Aim:
Copy out the lines from the one with "data-point xyxy=(395,323,403,332)" up to and including the one with "period-label: DEC. 1949...", word for word.

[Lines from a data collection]
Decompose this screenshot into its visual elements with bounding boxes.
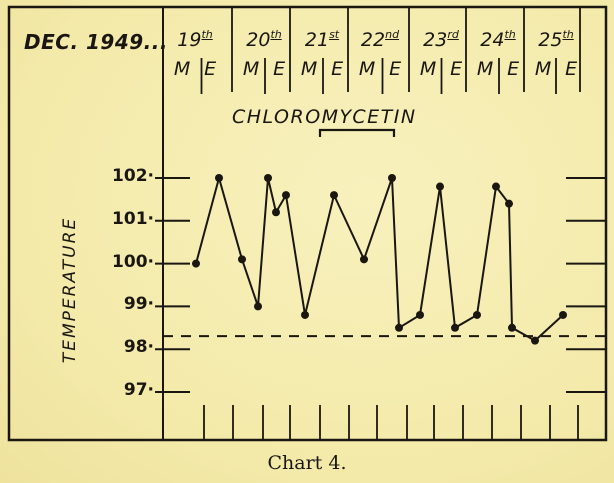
data-point xyxy=(395,323,403,332)
day-label-20: 20th xyxy=(246,28,282,51)
data-point xyxy=(559,310,567,319)
day-label-24: 24th xyxy=(480,28,516,51)
data-point xyxy=(451,323,459,332)
period-label: DEC. 1949... xyxy=(24,30,168,54)
day-label-25: 25th xyxy=(538,28,574,51)
day-label-22: 22nd xyxy=(360,28,400,51)
data-point xyxy=(508,323,516,332)
data-point xyxy=(301,310,309,319)
data-point xyxy=(238,255,246,264)
data-point xyxy=(272,208,280,217)
day-label-19: 19th xyxy=(177,28,213,51)
data-point xyxy=(330,191,338,200)
y-tick-label: 101· xyxy=(112,208,154,229)
y-tick-label: 98· xyxy=(123,337,154,358)
data-point xyxy=(215,174,223,182)
data-point xyxy=(192,259,200,268)
data-point xyxy=(436,182,444,191)
data-point xyxy=(505,199,513,208)
data-point xyxy=(360,255,368,264)
y-tick-label: 99· xyxy=(123,294,154,315)
data-point xyxy=(282,191,290,200)
chart-caption: Chart 4. xyxy=(267,452,347,474)
data-point xyxy=(254,302,262,311)
day-label-21: 21st xyxy=(304,28,340,51)
y-tick-label: 97· xyxy=(123,380,154,400)
data-point xyxy=(531,336,539,345)
day-label-23: 23rd xyxy=(423,28,459,51)
y-tick-label: 102· xyxy=(112,166,154,186)
drug-annotation: CHLOROMYCETIN xyxy=(232,106,417,128)
data-point xyxy=(416,310,424,319)
data-point xyxy=(492,182,500,191)
y-axis-label: TEMPERATURE xyxy=(60,216,80,364)
data-point xyxy=(473,310,481,319)
data-point xyxy=(388,174,396,182)
y-tick-label: 100· xyxy=(112,251,154,272)
data-point xyxy=(264,174,272,182)
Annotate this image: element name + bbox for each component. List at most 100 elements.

Exercise output:
data-point xyxy=(395,323,403,332)
day-label-20: 20th xyxy=(246,28,282,51)
data-point xyxy=(559,310,567,319)
day-label-24: 24th xyxy=(480,28,516,51)
data-point xyxy=(451,323,459,332)
period-label: DEC. 1949... xyxy=(24,30,168,54)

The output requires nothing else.